Stated task: Below are some records. Copy every line in them that holds "change".
━━━━━━━━━━━━━━━━━━━━━━━━━━━━━━
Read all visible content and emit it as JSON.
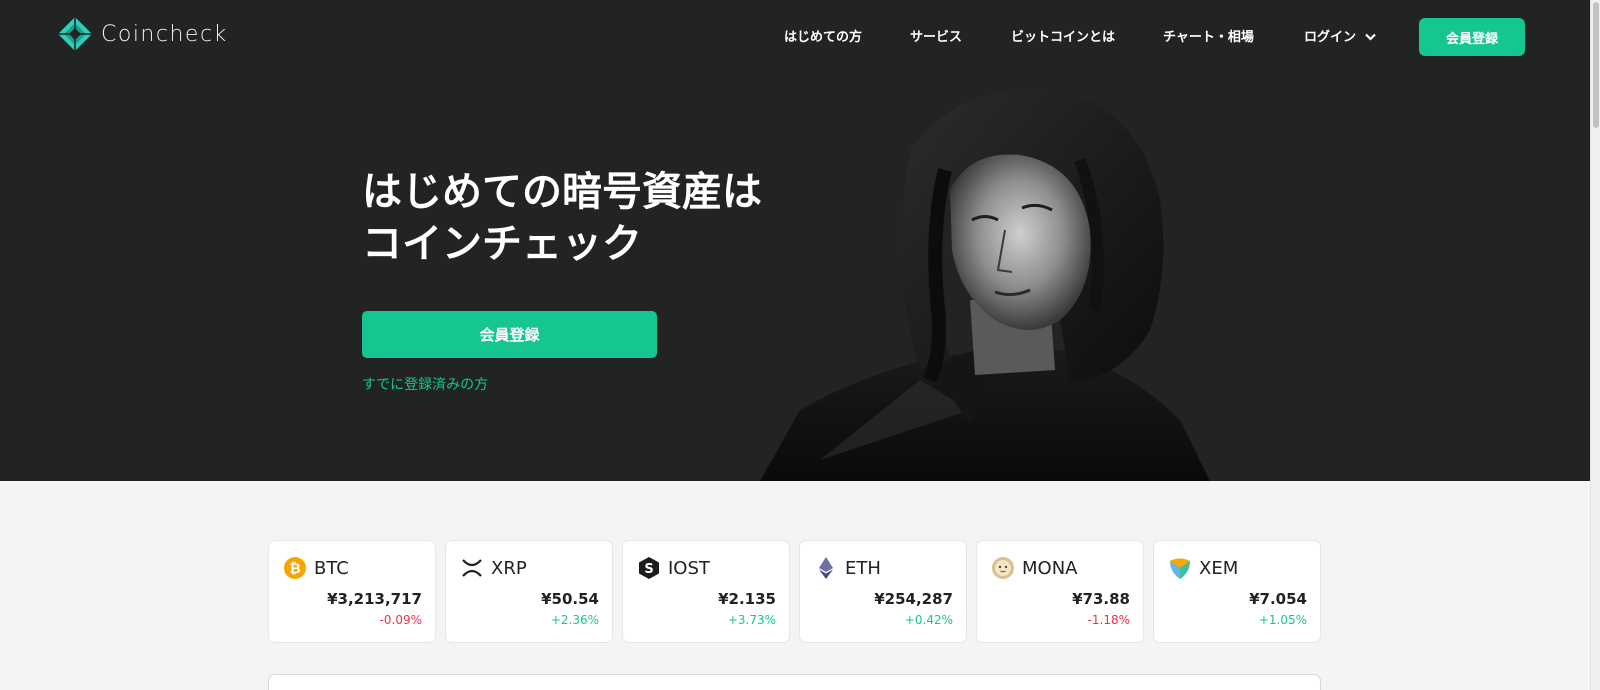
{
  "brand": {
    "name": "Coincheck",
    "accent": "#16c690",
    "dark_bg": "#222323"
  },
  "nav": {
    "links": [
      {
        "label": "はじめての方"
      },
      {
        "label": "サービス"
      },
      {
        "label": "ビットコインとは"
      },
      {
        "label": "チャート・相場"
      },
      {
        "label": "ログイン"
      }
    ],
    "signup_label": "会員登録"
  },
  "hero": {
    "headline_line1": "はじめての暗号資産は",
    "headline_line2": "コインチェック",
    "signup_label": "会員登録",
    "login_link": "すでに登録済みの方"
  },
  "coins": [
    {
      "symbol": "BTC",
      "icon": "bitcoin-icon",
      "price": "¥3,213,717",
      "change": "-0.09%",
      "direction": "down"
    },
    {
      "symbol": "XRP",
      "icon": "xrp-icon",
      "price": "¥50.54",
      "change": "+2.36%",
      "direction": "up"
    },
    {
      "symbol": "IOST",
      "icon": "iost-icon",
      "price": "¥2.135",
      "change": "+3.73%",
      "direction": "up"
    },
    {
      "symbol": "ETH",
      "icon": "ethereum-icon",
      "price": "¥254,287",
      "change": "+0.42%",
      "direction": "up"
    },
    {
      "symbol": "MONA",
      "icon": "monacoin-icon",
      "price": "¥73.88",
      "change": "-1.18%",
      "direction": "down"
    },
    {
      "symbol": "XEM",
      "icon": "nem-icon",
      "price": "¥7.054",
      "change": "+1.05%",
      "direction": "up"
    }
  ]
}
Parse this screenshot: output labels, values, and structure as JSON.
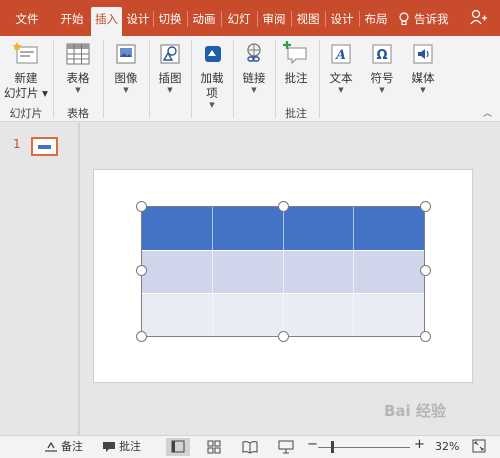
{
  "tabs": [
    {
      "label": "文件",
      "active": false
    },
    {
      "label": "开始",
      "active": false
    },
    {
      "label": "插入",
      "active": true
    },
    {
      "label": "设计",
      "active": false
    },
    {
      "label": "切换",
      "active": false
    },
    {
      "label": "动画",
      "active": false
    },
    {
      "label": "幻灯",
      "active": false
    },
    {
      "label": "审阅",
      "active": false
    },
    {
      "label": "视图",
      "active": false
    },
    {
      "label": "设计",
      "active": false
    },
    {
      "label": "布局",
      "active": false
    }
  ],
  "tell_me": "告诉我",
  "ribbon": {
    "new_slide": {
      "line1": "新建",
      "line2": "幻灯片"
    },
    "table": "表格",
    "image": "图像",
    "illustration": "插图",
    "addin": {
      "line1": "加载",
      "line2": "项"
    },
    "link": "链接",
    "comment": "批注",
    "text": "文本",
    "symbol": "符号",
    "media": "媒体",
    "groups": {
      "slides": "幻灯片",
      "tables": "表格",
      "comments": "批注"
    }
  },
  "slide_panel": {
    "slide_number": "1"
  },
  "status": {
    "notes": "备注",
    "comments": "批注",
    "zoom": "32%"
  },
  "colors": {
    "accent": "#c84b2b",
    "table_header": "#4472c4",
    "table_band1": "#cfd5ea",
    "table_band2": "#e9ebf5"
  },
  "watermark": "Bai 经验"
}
━━━━━━━━━━━━━━━━━━━━━━━━━━━━━━
Exercise answer:
      "change": "-0.09%",
      "change": "+2.36%",
      "change": "+3.73%",
      "change": "+0.42%",
      "change": "-1.18%",
      "change": "+1.05%",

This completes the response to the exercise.